>> START Supplied information

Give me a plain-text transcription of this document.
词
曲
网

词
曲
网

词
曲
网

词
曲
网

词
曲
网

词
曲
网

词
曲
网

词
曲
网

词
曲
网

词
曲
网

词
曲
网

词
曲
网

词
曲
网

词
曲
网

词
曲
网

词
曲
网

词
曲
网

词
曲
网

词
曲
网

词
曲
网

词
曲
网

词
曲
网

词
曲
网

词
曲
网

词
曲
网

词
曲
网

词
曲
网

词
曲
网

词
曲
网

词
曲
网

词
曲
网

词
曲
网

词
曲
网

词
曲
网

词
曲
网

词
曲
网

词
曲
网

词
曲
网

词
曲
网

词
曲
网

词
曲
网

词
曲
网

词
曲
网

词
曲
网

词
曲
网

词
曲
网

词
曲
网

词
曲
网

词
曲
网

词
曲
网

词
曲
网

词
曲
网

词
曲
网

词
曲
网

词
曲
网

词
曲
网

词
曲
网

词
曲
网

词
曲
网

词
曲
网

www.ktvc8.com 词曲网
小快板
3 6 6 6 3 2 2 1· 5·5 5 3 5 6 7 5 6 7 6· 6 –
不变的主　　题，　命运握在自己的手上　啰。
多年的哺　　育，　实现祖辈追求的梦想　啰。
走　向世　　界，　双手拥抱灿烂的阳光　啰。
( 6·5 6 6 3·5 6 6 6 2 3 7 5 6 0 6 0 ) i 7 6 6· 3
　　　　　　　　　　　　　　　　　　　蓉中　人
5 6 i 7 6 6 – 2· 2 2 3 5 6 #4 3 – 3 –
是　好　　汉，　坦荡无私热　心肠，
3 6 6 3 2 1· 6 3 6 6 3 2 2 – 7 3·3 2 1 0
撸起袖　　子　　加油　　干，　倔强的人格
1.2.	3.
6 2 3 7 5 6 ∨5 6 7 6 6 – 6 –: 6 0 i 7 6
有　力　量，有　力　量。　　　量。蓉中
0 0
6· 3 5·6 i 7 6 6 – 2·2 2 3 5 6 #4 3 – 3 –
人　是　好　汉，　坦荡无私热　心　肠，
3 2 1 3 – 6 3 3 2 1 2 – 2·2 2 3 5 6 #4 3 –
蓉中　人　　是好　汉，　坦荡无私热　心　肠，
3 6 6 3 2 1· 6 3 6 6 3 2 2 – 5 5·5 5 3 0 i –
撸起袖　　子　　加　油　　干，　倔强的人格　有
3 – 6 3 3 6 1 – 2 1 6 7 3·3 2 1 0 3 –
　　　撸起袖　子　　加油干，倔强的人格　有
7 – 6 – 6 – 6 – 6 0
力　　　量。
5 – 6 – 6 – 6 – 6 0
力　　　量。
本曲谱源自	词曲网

>> END Supplied information

Set down the listing above in full, please, exactly as it appears.

## Output below
Give me a plain-text transcription of this document.
词
曲
网

词
曲
网

词
曲
网

词
曲
网

词
曲
网

词
曲
网

词
曲
网

词
曲
网

词
曲
网

词
曲
网

词
曲
网

词
曲
网

词
曲
网

词
曲
网

词
曲
网

词
曲
网

词
曲
网

词
曲
网

词
曲
网

词
曲
网

词
曲
网

词
曲
网

词
曲
网

词
曲
网

词
曲
网

词
曲
网

词
曲
网

词
曲
网

词
曲
网

词
曲
网

词
曲
网

词
曲
网

词
曲
网

词
曲
网

词
曲
网

词
曲
网

词
曲
网

词
曲
网

词
曲
网

词
曲
网

词
曲
网

词
曲
网

词
曲
网

词
曲
网

词
曲
网

词
曲
网

词
曲
网

词
曲
网

词
曲
网

词
曲
网

词
曲
网

词
曲
网

词
曲
网

词
曲
网

词
曲
网

词
曲
网

词
曲
网

词
曲
网

词
曲
网

词
曲
网

www.ktvc8.com 词曲网
小快板
3 6 6 6 3 2 2 1· 5·5 5 3 5 6 7 5 6 7 6· 6 –
不变的主　　题，　命运握在自己的手上　啰。
多年的哺　　育，　实现祖辈追求的梦想　啰。
走　向世　　界，　双手拥抱灿烂的阳光　啰。
( 6·5 6 6 3·5 6 6 6 2 3 7 5 6 0 6 0 ) i 7 6 6· 3
　　　　　　　　　　　　　　　　　　　蓉中　人
5 6 i 7 6 6 – 2· 2 2 3 5 6 #4 3 – 3 –
是　好　　汉，　坦荡无私热　心肠，
3 6 6 3 2 1· 6 3 6 6 3 2 2 – 7 3·3 2 1 0
撸起袖　　子　　加油　　干，　倔强的人格
1.2.	3.
6 2 3 7 5 6 ∨5 6 7 6 6 – 6 –: 6 0 i 7 6
有　力　量，有　力　量。　　　量。蓉中
0 0
6· 3 5·6 i 7 6 6 – 2·2 2 3 5 6 #4 3 – 3 –
人　是　好　汉，　坦荡无私热　心　肠，
3 2 1 3 – 6 3 3 2 1 2 – 2·2 2 3 5 6 #4 3 –
蓉中　人　　是好　汉，　坦荡无私热　心　肠，
3 6 6 3 2 1· 6 3 6 6 3 2 2 – 5 5·5 5 3 0 i –
撸起袖　　子　　加　油　　干，　倔强的人格　有
3 – 6 3 3 6 1 – 2 1 6 7 3·3 2 1 0 3 –
　　　撸起袖　子　　加油干，倔强的人格　有
7 – 6 – 6 – 6 – 6 0
力　　　量。
5 – 6 – 6 – 6 – 6 0
力　　　量。
本曲谱源自	词曲网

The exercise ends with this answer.